(WHAT YOU HAVE TO DO) Reproduce every record below exactly as it appears.
####################
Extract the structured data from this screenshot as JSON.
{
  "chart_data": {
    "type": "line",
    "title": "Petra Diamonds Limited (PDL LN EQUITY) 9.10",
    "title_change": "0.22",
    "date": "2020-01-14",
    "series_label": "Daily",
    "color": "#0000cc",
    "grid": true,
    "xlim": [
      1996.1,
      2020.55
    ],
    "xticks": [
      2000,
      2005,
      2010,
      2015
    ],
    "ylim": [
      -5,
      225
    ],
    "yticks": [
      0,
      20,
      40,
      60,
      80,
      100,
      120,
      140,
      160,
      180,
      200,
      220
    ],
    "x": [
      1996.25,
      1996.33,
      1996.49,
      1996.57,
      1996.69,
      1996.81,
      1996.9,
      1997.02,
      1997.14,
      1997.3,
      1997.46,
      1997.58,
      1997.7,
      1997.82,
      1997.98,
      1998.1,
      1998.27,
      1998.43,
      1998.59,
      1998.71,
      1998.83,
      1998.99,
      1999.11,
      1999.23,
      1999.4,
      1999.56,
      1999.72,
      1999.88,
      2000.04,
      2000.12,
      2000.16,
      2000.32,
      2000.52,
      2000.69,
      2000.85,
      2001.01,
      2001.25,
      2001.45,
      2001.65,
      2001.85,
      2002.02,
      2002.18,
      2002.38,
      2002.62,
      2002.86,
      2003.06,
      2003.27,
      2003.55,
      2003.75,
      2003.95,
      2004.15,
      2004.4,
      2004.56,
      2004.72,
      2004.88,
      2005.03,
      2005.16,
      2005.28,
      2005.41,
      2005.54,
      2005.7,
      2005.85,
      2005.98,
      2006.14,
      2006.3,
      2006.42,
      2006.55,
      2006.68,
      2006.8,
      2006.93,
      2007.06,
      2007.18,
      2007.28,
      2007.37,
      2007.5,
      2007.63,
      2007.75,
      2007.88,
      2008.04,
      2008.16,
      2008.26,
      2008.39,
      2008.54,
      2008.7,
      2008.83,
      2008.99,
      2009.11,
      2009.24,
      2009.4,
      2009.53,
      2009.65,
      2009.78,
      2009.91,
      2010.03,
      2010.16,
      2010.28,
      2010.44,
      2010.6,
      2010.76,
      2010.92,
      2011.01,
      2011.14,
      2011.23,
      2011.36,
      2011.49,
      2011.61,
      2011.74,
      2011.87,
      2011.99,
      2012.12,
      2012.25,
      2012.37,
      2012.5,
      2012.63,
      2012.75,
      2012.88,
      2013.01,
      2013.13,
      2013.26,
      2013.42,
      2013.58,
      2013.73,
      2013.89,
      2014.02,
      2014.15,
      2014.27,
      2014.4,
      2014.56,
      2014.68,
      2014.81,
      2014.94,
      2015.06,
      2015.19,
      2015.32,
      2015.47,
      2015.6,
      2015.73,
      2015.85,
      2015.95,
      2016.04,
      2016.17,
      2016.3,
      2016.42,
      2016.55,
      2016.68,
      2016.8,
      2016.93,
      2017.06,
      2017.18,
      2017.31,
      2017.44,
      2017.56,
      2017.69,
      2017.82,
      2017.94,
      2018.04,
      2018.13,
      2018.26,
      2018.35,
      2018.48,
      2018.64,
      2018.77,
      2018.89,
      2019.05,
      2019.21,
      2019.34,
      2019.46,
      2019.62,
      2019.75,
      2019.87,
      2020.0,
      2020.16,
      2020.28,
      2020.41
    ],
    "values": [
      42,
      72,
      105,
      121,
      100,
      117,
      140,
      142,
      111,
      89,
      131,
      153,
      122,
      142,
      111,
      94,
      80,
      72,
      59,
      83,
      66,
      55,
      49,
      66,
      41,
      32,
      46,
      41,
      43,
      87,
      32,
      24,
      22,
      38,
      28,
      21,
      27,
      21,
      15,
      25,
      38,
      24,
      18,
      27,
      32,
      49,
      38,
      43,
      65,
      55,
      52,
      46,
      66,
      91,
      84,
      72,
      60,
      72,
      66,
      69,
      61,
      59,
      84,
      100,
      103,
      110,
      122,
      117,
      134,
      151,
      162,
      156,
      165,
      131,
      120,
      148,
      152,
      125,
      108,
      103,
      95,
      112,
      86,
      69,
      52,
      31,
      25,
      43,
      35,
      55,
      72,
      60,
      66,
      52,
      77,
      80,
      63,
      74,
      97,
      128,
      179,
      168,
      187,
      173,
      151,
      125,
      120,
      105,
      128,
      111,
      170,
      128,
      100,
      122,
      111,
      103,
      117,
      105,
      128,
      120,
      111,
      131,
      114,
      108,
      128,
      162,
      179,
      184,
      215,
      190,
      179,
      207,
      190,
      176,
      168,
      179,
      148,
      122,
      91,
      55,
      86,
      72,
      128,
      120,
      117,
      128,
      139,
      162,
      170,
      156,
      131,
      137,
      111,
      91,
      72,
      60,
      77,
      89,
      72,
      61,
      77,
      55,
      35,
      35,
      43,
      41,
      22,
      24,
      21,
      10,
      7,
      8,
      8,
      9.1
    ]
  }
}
####################
(EXERCISE OUTPUT)
Extract the structured data from this screenshot as JSON.
{
  "chart_data": {
    "type": "line",
    "title": "Petra Diamonds Limited (PDL LN EQUITY) 9.10",
    "title_change": "0.22",
    "date": "2020-01-14",
    "series_label": "Daily",
    "color": "#0000cc",
    "grid": true,
    "xlim": [
      1996.1,
      2020.55
    ],
    "xticks": [
      2000,
      2005,
      2010,
      2015
    ],
    "ylim": [
      -5,
      225
    ],
    "yticks": [
      0,
      20,
      40,
      60,
      80,
      100,
      120,
      140,
      160,
      180,
      200,
      220
    ],
    "x": [
      1996.25,
      1996.33,
      1996.49,
      1996.57,
      1996.69,
      1996.81,
      1996.9,
      1997.02,
      1997.14,
      1997.3,
      1997.46,
      1997.58,
      1997.7,
      1997.82,
      1997.98,
      1998.1,
      1998.27,
      1998.43,
      1998.59,
      1998.71,
      1998.83,
      1998.99,
      1999.11,
      1999.23,
      1999.4,
      1999.56,
      1999.72,
      1999.88,
      2000.04,
      2000.12,
      2000.16,
      2000.32,
      2000.52,
      2000.69,
      2000.85,
      2001.01,
      2001.25,
      2001.45,
      2001.65,
      2001.85,
      2002.02,
      2002.18,
      2002.38,
      2002.62,
      2002.86,
      2003.06,
      2003.27,
      2003.55,
      2003.75,
      2003.95,
      2004.15,
      2004.4,
      2004.56,
      2004.72,
      2004.88,
      2005.03,
      2005.16,
      2005.28,
      2005.41,
      2005.54,
      2005.7,
      2005.85,
      2005.98,
      2006.14,
      2006.3,
      2006.42,
      2006.55,
      2006.68,
      2006.8,
      2006.93,
      2007.06,
      2007.18,
      2007.28,
      2007.37,
      2007.5,
      2007.63,
      2007.75,
      2007.88,
      2008.04,
      2008.16,
      2008.26,
      2008.39,
      2008.54,
      2008.7,
      2008.83,
      2008.99,
      2009.11,
      2009.24,
      2009.4,
      2009.53,
      2009.65,
      2009.78,
      2009.91,
      2010.03,
      2010.16,
      2010.28,
      2010.44,
      2010.6,
      2010.76,
      2010.92,
      2011.01,
      2011.14,
      2011.23,
      2011.36,
      2011.49,
      2011.61,
      2011.74,
      2011.87,
      2011.99,
      2012.12,
      2012.25,
      2012.37,
      2012.5,
      2012.63,
      2012.75,
      2012.88,
      2013.01,
      2013.13,
      2013.26,
      2013.42,
      2013.58,
      2013.73,
      2013.89,
      2014.02,
      2014.15,
      2014.27,
      2014.4,
      2014.56,
      2014.68,
      2014.81,
      2014.94,
      2015.06,
      2015.19,
      2015.32,
      2015.47,
      2015.6,
      2015.73,
      2015.85,
      2015.95,
      2016.04,
      2016.17,
      2016.3,
      2016.42,
      2016.55,
      2016.68,
      2016.8,
      2016.93,
      2017.06,
      2017.18,
      2017.31,
      2017.44,
      2017.56,
      2017.69,
      2017.82,
      2017.94,
      2018.04,
      2018.13,
      2018.26,
      2018.35,
      2018.48,
      2018.64,
      2018.77,
      2018.89,
      2019.05,
      2019.21,
      2019.34,
      2019.46,
      2019.62,
      2019.75,
      2019.87,
      2020.0,
      2020.16,
      2020.28,
      2020.41
    ],
    "values": [
      42,
      72,
      105,
      121,
      100,
      117,
      140,
      142,
      111,
      89,
      131,
      153,
      122,
      142,
      111,
      94,
      80,
      72,
      59,
      83,
      66,
      55,
      49,
      66,
      41,
      32,
      46,
      41,
      43,
      87,
      32,
      24,
      22,
      38,
      28,
      21,
      27,
      21,
      15,
      25,
      38,
      24,
      18,
      27,
      32,
      49,
      38,
      43,
      65,
      55,
      52,
      46,
      66,
      91,
      84,
      72,
      60,
      72,
      66,
      69,
      61,
      59,
      84,
      100,
      103,
      110,
      122,
      117,
      134,
      151,
      162,
      156,
      165,
      131,
      120,
      148,
      152,
      125,
      108,
      103,
      95,
      112,
      86,
      69,
      52,
      31,
      25,
      43,
      35,
      55,
      72,
      60,
      66,
      52,
      77,
      80,
      63,
      74,
      97,
      128,
      179,
      168,
      187,
      173,
      151,
      125,
      120,
      105,
      128,
      111,
      170,
      128,
      100,
      122,
      111,
      103,
      117,
      105,
      128,
      120,
      111,
      131,
      114,
      108,
      128,
      162,
      179,
      184,
      215,
      190,
      179,
      207,
      190,
      176,
      168,
      179,
      148,
      122,
      91,
      55,
      86,
      72,
      128,
      120,
      117,
      128,
      139,
      162,
      170,
      156,
      131,
      137,
      111,
      91,
      72,
      60,
      77,
      89,
      72,
      61,
      77,
      55,
      35,
      35,
      43,
      41,
      22,
      24,
      21,
      10,
      7,
      8,
      8,
      9.1
    ]
  }
}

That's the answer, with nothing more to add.